Return the lines below that carry the word "this".

### Stored data

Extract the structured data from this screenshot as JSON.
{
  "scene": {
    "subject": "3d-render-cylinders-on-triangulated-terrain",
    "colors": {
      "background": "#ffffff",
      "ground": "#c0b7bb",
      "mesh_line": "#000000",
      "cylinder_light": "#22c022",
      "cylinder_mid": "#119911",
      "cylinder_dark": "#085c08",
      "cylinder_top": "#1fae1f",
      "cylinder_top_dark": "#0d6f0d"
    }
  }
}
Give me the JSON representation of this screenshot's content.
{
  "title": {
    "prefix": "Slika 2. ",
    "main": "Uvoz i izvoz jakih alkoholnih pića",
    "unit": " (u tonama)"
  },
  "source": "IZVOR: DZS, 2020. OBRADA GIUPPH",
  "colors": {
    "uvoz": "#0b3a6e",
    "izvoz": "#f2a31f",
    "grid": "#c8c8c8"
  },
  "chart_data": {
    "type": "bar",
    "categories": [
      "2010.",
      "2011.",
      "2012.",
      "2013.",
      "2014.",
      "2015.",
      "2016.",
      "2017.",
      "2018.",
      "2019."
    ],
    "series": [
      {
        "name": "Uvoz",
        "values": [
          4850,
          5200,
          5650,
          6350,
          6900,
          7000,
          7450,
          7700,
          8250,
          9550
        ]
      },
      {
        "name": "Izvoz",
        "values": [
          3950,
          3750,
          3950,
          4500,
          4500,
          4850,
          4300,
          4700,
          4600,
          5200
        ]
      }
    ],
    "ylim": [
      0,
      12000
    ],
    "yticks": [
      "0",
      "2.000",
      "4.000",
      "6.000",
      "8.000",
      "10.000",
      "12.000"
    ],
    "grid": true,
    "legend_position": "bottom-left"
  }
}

######

> _Full output_:
Extract the structured data from this screenshot as JSON.
Give me the JSON representation of this screenshot's content.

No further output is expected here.